**The problem:**
Output only how many lines below contain "Serving".

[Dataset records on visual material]
* * * *
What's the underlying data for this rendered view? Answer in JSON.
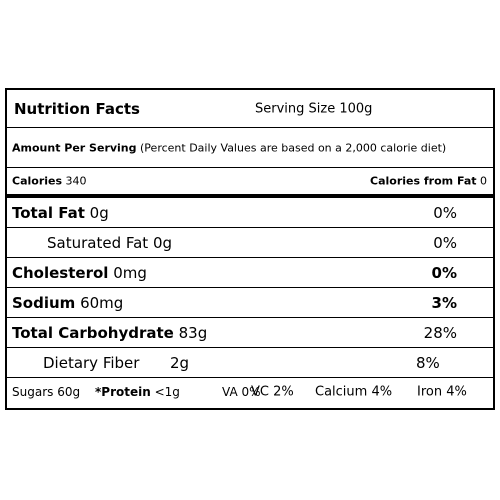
{
  "header": {
    "title": "Nutrition Facts",
    "serving": "Serving Size 100g"
  },
  "amount": {
    "label": "Amount Per Serving",
    "note": "(Percent Daily Values are based on a 2,000 calorie diet)"
  },
  "calories": {
    "label": "Calories",
    "value": "340"
  },
  "calories_fat": {
    "label": "Calories from Fat",
    "value": "0"
  },
  "rows": [
    {
      "label": "Total Fat",
      "amount": "0g",
      "percent": "0%"
    },
    {
      "label": "Saturated Fat",
      "amount": "0g",
      "percent": "0%"
    },
    {
      "label": "Cholesterol",
      "amount": "0mg",
      "percent": "0%"
    },
    {
      "label": "Sodium",
      "amount": "60mg",
      "percent": "3%"
    },
    {
      "label": "Total Carbohydrate",
      "amount": "83g",
      "percent": "28%"
    },
    {
      "label": "Dietary Fiber",
      "amount": "2g",
      "percent": "8%"
    }
  ],
  "footer": [
    {
      "label": "Sugars",
      "value": "60g"
    },
    {
      "label": "*Protein",
      "value": "<1g"
    },
    {
      "label": "VA",
      "value": "0%"
    },
    {
      "label": "VC",
      "value": "2%"
    },
    {
      "label": "Calcium",
      "value": "4%"
    },
    {
      "label": "Iron",
      "value": "4%"
    }
  ]
}
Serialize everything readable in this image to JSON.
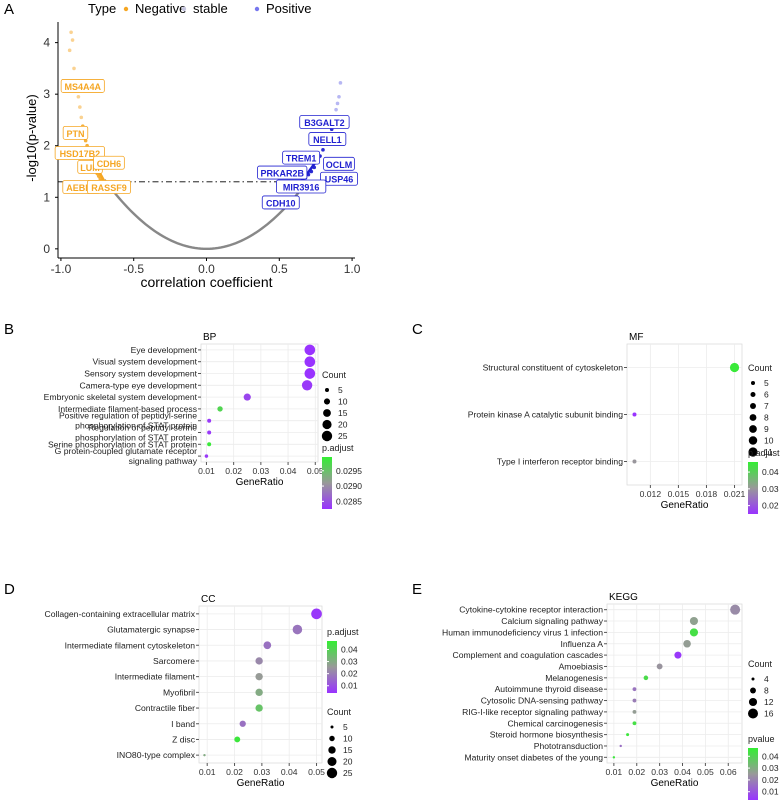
{
  "colors": {
    "negative": "#F5A623",
    "stable": "#C6C6DF",
    "positive": "#2020D0",
    "curve": "#888888",
    "padj_low": "#9933FF",
    "padj_high": "#33EE33"
  },
  "chart_data": [
    {
      "panel": "A",
      "type": "scatter",
      "xlabel": "correlation coefficient",
      "ylabel": "-log10(p-value)",
      "xticks": [
        "-1.0",
        "-0.5",
        "0.0",
        "0.5",
        "1.0"
      ],
      "xtick_vals": [
        -1.0,
        -0.5,
        0.0,
        0.5,
        1.0
      ],
      "yticks": [
        "0",
        "1",
        "2",
        "3",
        "4"
      ],
      "ytick_vals": [
        0,
        1,
        2,
        3,
        4
      ],
      "xlim": [
        -1.02,
        1.02
      ],
      "ylim": [
        -0.1,
        4.4
      ],
      "threshold": 1.3,
      "legend": {
        "title": "Type",
        "items": [
          {
            "name": "Negative",
            "key": "negative"
          },
          {
            "name": "stable",
            "key": "stable"
          },
          {
            "name": "Positive",
            "key": "positive"
          }
        ],
        "position": "top"
      },
      "labels": [
        {
          "text": "MS4A4A",
          "x": -0.85,
          "y": 3.15,
          "side": "negative"
        },
        {
          "text": "PTN",
          "x": -0.9,
          "y": 2.24,
          "side": "negative"
        },
        {
          "text": "HSD17B2",
          "x": -0.87,
          "y": 1.85,
          "side": "negative"
        },
        {
          "text": "LUM",
          "x": -0.8,
          "y": 1.58,
          "side": "negative"
        },
        {
          "text": "CDH6",
          "x": -0.67,
          "y": 1.66,
          "side": "negative"
        },
        {
          "text": "AEBP1",
          "x": -0.86,
          "y": 1.19,
          "side": "negative"
        },
        {
          "text": "RASSF9",
          "x": -0.67,
          "y": 1.19,
          "side": "negative"
        },
        {
          "text": "B3GALT2",
          "x": 0.81,
          "y": 2.45,
          "side": "positive"
        },
        {
          "text": "NELL1",
          "x": 0.83,
          "y": 2.12,
          "side": "positive"
        },
        {
          "text": "TREM1",
          "x": 0.65,
          "y": 1.76,
          "side": "positive"
        },
        {
          "text": "OCLM",
          "x": 0.91,
          "y": 1.64,
          "side": "positive"
        },
        {
          "text": "PRKAR2B",
          "x": 0.52,
          "y": 1.47,
          "side": "positive"
        },
        {
          "text": "USP46",
          "x": 0.91,
          "y": 1.35,
          "side": "positive"
        },
        {
          "text": "MIR3916",
          "x": 0.65,
          "y": 1.2,
          "side": "positive"
        },
        {
          "text": "CDH10",
          "x": 0.51,
          "y": 0.89,
          "side": "positive"
        }
      ],
      "negative_points": [
        [
          -0.93,
          4.2
        ],
        [
          -0.92,
          4.05
        ],
        [
          -0.94,
          3.85
        ],
        [
          -0.91,
          3.5
        ],
        [
          -0.9,
          3.25
        ],
        [
          -0.89,
          3.15
        ],
        [
          -0.88,
          2.95
        ],
        [
          -0.87,
          2.75
        ],
        [
          -0.86,
          2.55
        ],
        [
          -0.85,
          2.38
        ],
        [
          -0.84,
          2.24
        ],
        [
          -0.83,
          2.1
        ],
        [
          -0.82,
          2.0
        ],
        [
          -0.81,
          1.9
        ],
        [
          -0.8,
          1.82
        ],
        [
          -0.79,
          1.74
        ],
        [
          -0.78,
          1.66
        ],
        [
          -0.77,
          1.58
        ],
        [
          -0.76,
          1.52
        ],
        [
          -0.75,
          1.46
        ],
        [
          -0.74,
          1.41
        ],
        [
          -0.73,
          1.36
        ],
        [
          -0.72,
          1.32
        ]
      ],
      "positive_points": [
        [
          0.92,
          3.22
        ],
        [
          0.91,
          2.95
        ],
        [
          0.9,
          2.82
        ],
        [
          0.89,
          2.7
        ],
        [
          0.88,
          2.55
        ],
        [
          0.87,
          2.45
        ],
        [
          0.86,
          2.32
        ],
        [
          0.84,
          2.18
        ],
        [
          0.82,
          2.05
        ],
        [
          0.8,
          1.92
        ],
        [
          0.78,
          1.8
        ],
        [
          0.76,
          1.68
        ],
        [
          0.74,
          1.58
        ],
        [
          0.72,
          1.5
        ],
        [
          0.7,
          1.44
        ],
        [
          0.68,
          1.38
        ],
        [
          0.66,
          1.33
        ]
      ]
    },
    {
      "panel": "B",
      "type": "scatter",
      "title": "BP",
      "xlabel": "GeneRatio",
      "xticks": [
        "0.01",
        "0.02",
        "0.03",
        "0.04",
        "0.05"
      ],
      "xtick_vals": [
        0.01,
        0.02,
        0.03,
        0.04,
        0.05
      ],
      "xlim": [
        0.008,
        0.051
      ],
      "categories": [
        "Eye development",
        "Visual system development",
        "Sensory system development",
        "Camera-type eye development",
        "Embryonic skeletal system development",
        "Intermediate filament-based process",
        "Positive regulation of peptidyl-serine\nphosphorylation of STAT protein",
        "Regulation of peptidyl-serine\nphosphorylation of STAT protein",
        "Serine phosphorylation of STAT protein",
        "G protein-coupled glutamate receptor\nsignaling pathway"
      ],
      "x": [
        0.048,
        0.048,
        0.048,
        0.047,
        0.025,
        0.015,
        0.011,
        0.011,
        0.011,
        0.01
      ],
      "count": [
        26,
        26,
        26,
        25,
        13,
        8,
        5,
        5,
        5,
        4
      ],
      "color_value": [
        0.02825,
        0.02825,
        0.02825,
        0.0283,
        0.0284,
        0.0297,
        0.0283,
        0.0283,
        0.0299,
        0.0283
      ],
      "size_legend": {
        "title": "Count",
        "values": [
          5,
          10,
          15,
          20,
          25
        ]
      },
      "color_legend": {
        "title": "p.adjust",
        "ticks": [
          "0.0295",
          "0.0290",
          "0.0285"
        ],
        "tick_vals": [
          0.0295,
          0.029,
          0.0285
        ],
        "range": [
          0.02825,
          0.02995
        ]
      }
    },
    {
      "panel": "C",
      "type": "scatter",
      "title": "MF",
      "xlabel": "GeneRatio",
      "xticks": [
        "0.012",
        "0.015",
        "0.018",
        "0.021"
      ],
      "xtick_vals": [
        0.012,
        0.015,
        0.018,
        0.021
      ],
      "xlim": [
        0.0095,
        0.0218
      ],
      "categories": [
        "Structural constituent of cytoskeleton",
        "Protein kinase A catalytic subunit binding",
        "Type I interferon receptor binding"
      ],
      "x": [
        0.021,
        0.0103,
        0.0103
      ],
      "count": [
        11,
        5,
        5
      ],
      "color_value": [
        0.045,
        0.015,
        0.03
      ],
      "size_legend": {
        "title": "Count",
        "values": [
          5,
          6,
          7,
          8,
          9,
          10,
          11
        ]
      },
      "color_legend": {
        "title": "p.adjust",
        "ticks": [
          "0.04",
          "0.03",
          "0.02"
        ],
        "tick_vals": [
          0.04,
          0.03,
          0.02
        ],
        "range": [
          0.015,
          0.046
        ]
      }
    },
    {
      "panel": "D",
      "type": "scatter",
      "title": "CC",
      "xlabel": "GeneRatio",
      "xticks": [
        "0.01",
        "0.02",
        "0.03",
        "0.04",
        "0.05"
      ],
      "xtick_vals": [
        0.01,
        0.02,
        0.03,
        0.04,
        0.05
      ],
      "xlim": [
        0.007,
        0.052
      ],
      "categories": [
        "Collagen-containing extracellular matrix",
        "Glutamatergic synapse",
        "Intermediate filament cytoskeleton",
        "Sarcomere",
        "Intermediate filament",
        "Myofibril",
        "Contractile fiber",
        "I band",
        "Z disc",
        "INO80-type complex"
      ],
      "x": [
        0.05,
        0.043,
        0.032,
        0.029,
        0.029,
        0.029,
        0.029,
        0.023,
        0.021,
        0.009
      ],
      "count": [
        26,
        22,
        16,
        15,
        15,
        15,
        15,
        12,
        11,
        4
      ],
      "color_value": [
        0.005,
        0.018,
        0.017,
        0.022,
        0.026,
        0.03,
        0.036,
        0.017,
        0.045,
        0.03
      ],
      "size_legend": {
        "title": "Count",
        "values": [
          5,
          10,
          15,
          20,
          25
        ]
      },
      "color_legend": {
        "title": "p.adjust",
        "ticks": [
          "0.04",
          "0.03",
          "0.02",
          "0.01"
        ],
        "tick_vals": [
          0.04,
          0.03,
          0.02,
          0.01
        ],
        "range": [
          0.004,
          0.047
        ]
      }
    },
    {
      "panel": "E",
      "type": "scatter",
      "title": "KEGG",
      "xlabel": "GeneRatio",
      "xticks": [
        "0.01",
        "0.02",
        "0.03",
        "0.04",
        "0.05",
        "0.06"
      ],
      "xtick_vals": [
        0.01,
        0.02,
        0.03,
        0.04,
        0.05,
        0.06
      ],
      "xlim": [
        0.007,
        0.066
      ],
      "categories": [
        "Cytokine-cytokine receptor interaction",
        "Calcium signaling pathway",
        "Human immunodeficiency virus 1 infection",
        "Influenza A",
        "Complement and coagulation cascades",
        "Amoebiasis",
        "Melanogenesis",
        "Autoimmune thyroid disease",
        "Cytosolic DNA-sensing pathway",
        "RIG-I-like receptor signaling pathway",
        "Chemical carcinogenesis",
        "Steroid hormone biosynthesis",
        "Phototransduction",
        "Maturity onset diabetes of the young"
      ],
      "x": [
        0.063,
        0.045,
        0.045,
        0.042,
        0.038,
        0.03,
        0.024,
        0.019,
        0.019,
        0.019,
        0.019,
        0.016,
        0.013,
        0.01
      ],
      "count": [
        16,
        12,
        12,
        11,
        10,
        8,
        6,
        5,
        5,
        5,
        5,
        4,
        3,
        2
      ],
      "color_value": [
        0.022,
        0.027,
        0.043,
        0.026,
        0.004,
        0.024,
        0.042,
        0.017,
        0.019,
        0.026,
        0.043,
        0.045,
        0.016,
        0.045
      ],
      "size_legend": {
        "title": "Count",
        "values": [
          4,
          8,
          12,
          16
        ]
      },
      "color_legend": {
        "title": "pvalue",
        "ticks": [
          "0.04",
          "0.03",
          "0.02",
          "0.01"
        ],
        "tick_vals": [
          0.04,
          0.03,
          0.02,
          0.01
        ],
        "range": [
          0.003,
          0.047
        ]
      }
    }
  ]
}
* * * *
**Exercise solution:**
2